Using the data below, copy each line that includes the word "JSON".

━━━━━━━━━━━━━━━━

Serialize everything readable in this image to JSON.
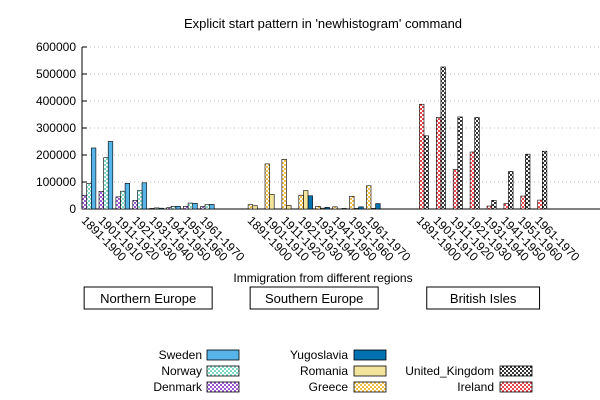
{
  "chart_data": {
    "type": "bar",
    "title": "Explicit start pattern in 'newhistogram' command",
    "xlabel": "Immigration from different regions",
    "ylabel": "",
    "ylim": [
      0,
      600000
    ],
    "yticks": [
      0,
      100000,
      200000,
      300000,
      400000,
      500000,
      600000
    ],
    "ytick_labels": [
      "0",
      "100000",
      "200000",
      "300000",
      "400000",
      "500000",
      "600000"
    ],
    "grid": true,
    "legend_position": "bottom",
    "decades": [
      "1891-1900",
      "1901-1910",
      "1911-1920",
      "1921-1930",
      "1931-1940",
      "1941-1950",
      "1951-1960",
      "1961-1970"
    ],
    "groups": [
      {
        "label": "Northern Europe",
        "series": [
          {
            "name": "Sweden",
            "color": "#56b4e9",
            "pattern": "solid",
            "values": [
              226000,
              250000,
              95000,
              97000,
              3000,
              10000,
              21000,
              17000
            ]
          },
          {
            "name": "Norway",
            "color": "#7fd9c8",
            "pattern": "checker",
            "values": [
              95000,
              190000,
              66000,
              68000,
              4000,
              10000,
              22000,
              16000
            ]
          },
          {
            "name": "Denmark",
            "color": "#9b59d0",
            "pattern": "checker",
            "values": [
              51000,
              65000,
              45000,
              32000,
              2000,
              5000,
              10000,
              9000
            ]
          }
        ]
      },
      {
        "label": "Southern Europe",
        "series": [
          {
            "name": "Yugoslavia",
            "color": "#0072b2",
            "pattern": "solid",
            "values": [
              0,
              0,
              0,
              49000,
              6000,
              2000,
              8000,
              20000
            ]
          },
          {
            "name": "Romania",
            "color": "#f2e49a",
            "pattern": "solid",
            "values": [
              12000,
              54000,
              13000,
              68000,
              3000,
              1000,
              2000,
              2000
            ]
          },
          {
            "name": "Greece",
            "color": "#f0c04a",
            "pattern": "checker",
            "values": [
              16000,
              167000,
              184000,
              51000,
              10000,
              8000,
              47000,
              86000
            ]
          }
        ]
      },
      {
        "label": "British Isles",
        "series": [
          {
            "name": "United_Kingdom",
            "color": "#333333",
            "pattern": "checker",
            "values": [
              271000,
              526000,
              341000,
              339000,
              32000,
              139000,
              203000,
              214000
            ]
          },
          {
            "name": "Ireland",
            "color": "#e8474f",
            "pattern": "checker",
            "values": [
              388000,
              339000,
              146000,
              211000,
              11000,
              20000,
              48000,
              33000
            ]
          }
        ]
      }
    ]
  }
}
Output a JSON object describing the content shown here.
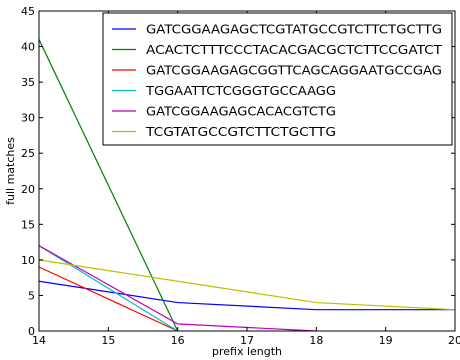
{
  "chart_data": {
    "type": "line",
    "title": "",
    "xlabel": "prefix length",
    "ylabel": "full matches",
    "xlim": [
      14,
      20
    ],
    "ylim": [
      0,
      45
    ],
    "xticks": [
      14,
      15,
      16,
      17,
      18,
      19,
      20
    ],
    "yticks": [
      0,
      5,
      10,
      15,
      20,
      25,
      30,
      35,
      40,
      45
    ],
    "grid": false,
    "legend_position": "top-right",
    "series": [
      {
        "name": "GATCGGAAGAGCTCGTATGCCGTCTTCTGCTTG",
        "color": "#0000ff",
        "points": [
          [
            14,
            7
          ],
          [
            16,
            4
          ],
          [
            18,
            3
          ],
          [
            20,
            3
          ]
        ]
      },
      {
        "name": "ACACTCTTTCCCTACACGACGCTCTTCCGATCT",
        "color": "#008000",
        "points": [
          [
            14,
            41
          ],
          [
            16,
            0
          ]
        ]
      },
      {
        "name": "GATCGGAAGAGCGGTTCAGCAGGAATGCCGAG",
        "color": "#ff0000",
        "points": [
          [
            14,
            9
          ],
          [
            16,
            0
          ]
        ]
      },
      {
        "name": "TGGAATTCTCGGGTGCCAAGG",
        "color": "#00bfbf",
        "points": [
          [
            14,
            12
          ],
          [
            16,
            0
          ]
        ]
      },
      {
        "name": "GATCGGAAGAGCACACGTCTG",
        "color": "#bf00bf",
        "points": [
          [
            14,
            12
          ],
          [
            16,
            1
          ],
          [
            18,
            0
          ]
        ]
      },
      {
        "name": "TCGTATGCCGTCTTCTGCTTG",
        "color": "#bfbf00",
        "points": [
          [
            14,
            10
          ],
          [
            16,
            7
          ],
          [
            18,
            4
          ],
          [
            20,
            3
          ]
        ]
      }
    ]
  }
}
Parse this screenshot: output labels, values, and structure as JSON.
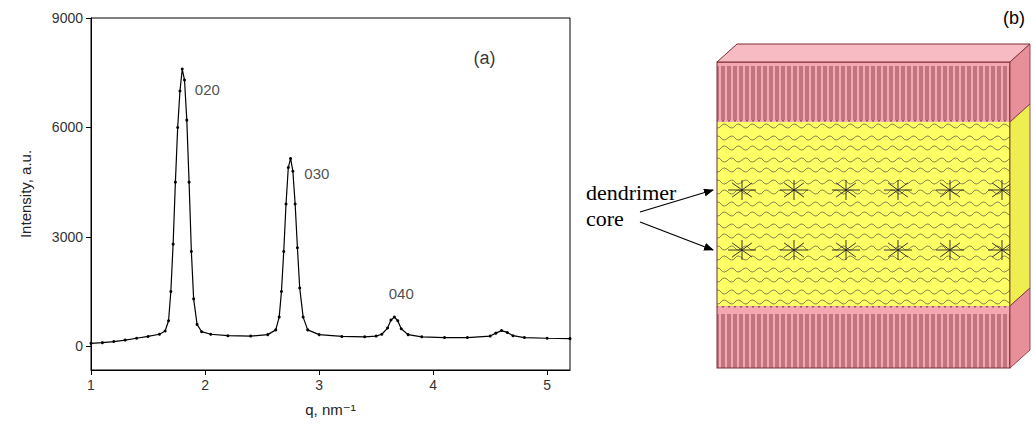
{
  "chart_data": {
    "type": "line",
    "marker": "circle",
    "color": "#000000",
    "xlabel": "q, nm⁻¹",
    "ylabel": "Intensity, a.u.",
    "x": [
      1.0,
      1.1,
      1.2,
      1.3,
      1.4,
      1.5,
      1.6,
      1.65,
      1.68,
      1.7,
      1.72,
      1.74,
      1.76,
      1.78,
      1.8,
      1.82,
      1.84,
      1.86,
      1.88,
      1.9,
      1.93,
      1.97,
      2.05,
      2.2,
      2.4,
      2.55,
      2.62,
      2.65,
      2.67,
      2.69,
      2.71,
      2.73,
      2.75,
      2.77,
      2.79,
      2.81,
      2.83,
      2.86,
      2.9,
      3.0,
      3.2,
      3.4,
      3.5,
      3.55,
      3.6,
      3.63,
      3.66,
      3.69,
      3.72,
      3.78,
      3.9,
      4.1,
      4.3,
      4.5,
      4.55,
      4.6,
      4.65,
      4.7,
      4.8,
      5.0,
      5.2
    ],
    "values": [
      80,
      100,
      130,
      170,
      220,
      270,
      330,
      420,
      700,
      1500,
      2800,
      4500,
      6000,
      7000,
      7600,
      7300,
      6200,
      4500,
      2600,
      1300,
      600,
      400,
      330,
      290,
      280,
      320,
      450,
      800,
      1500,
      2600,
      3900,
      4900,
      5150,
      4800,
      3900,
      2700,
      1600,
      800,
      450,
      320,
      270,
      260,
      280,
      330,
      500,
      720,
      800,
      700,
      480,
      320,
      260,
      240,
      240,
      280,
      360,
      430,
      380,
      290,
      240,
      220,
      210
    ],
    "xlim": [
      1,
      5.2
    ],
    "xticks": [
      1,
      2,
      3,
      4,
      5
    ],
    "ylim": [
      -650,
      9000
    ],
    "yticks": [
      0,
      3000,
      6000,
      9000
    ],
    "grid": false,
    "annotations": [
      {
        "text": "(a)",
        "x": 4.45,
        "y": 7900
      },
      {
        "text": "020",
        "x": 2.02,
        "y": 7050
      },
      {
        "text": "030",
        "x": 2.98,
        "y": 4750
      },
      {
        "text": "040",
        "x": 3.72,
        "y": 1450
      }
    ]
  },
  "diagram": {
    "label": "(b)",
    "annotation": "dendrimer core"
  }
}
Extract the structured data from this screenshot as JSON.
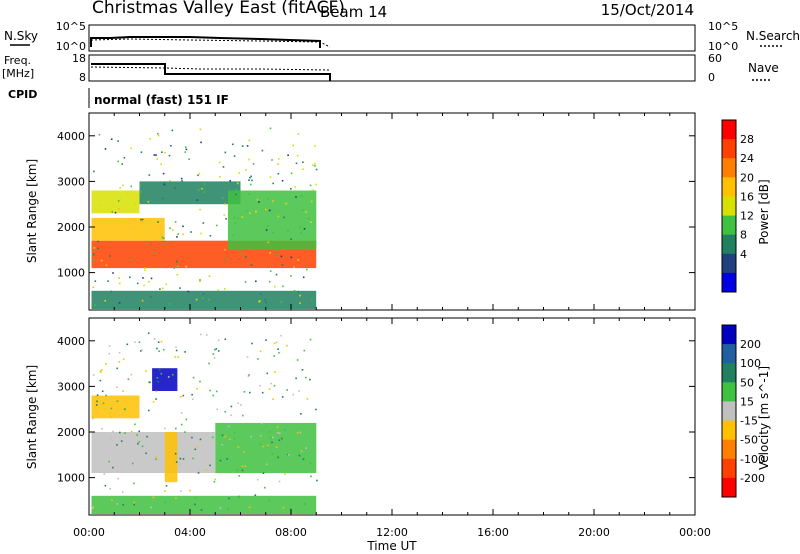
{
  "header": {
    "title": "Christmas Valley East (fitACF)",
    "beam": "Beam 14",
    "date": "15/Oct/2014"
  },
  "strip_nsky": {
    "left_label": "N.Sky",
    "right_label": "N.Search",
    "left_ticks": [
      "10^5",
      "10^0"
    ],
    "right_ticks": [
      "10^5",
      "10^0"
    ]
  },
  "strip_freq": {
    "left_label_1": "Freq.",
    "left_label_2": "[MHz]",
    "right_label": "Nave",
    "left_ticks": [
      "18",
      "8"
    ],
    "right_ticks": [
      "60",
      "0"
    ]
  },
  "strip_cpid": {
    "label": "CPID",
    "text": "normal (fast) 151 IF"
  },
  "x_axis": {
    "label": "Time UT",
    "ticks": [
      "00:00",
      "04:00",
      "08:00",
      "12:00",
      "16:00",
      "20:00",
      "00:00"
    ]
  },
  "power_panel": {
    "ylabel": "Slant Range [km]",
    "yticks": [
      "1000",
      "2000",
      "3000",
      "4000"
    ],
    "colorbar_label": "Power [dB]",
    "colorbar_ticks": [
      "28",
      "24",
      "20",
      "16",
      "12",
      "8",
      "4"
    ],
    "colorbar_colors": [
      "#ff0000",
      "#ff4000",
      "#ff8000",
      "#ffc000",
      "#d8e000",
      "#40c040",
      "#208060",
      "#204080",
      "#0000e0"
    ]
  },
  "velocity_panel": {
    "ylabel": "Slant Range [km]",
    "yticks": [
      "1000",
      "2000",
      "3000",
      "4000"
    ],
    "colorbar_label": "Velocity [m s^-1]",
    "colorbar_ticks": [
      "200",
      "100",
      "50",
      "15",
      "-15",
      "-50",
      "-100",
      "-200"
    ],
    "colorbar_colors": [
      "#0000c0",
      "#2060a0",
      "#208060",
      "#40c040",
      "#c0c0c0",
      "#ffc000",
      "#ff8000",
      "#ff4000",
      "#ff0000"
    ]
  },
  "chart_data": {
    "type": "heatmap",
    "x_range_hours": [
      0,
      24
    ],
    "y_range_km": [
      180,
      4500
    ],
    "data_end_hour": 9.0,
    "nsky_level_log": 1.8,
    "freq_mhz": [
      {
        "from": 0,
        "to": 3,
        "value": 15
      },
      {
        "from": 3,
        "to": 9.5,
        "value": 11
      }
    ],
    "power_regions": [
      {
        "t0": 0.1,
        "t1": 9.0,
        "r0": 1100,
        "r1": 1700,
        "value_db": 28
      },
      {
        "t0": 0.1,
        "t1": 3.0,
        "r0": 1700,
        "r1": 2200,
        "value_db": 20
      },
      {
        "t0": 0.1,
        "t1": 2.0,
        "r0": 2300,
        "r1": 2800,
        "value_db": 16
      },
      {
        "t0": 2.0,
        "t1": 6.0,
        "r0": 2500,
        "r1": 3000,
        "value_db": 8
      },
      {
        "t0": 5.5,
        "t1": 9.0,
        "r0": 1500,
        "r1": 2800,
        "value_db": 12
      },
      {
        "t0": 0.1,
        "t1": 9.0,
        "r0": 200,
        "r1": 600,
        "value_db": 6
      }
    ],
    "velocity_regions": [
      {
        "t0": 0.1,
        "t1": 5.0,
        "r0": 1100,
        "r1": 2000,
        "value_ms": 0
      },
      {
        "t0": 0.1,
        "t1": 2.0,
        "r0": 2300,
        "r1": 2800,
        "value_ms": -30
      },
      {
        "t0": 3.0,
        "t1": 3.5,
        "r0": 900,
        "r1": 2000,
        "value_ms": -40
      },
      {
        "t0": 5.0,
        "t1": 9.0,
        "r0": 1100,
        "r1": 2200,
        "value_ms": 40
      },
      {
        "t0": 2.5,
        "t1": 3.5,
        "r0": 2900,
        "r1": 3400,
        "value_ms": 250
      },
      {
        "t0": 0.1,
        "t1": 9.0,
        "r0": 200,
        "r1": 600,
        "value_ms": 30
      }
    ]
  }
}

━━━━━━━━━━━━━━━━

[Answer to the problem]
Serialize everything readable in this image to JSON.
Output a JSON object describing the content shown here.
Parse this screenshot: output labels, values, and structure as JSON.
Extract the structured data from this screenshot as JSON.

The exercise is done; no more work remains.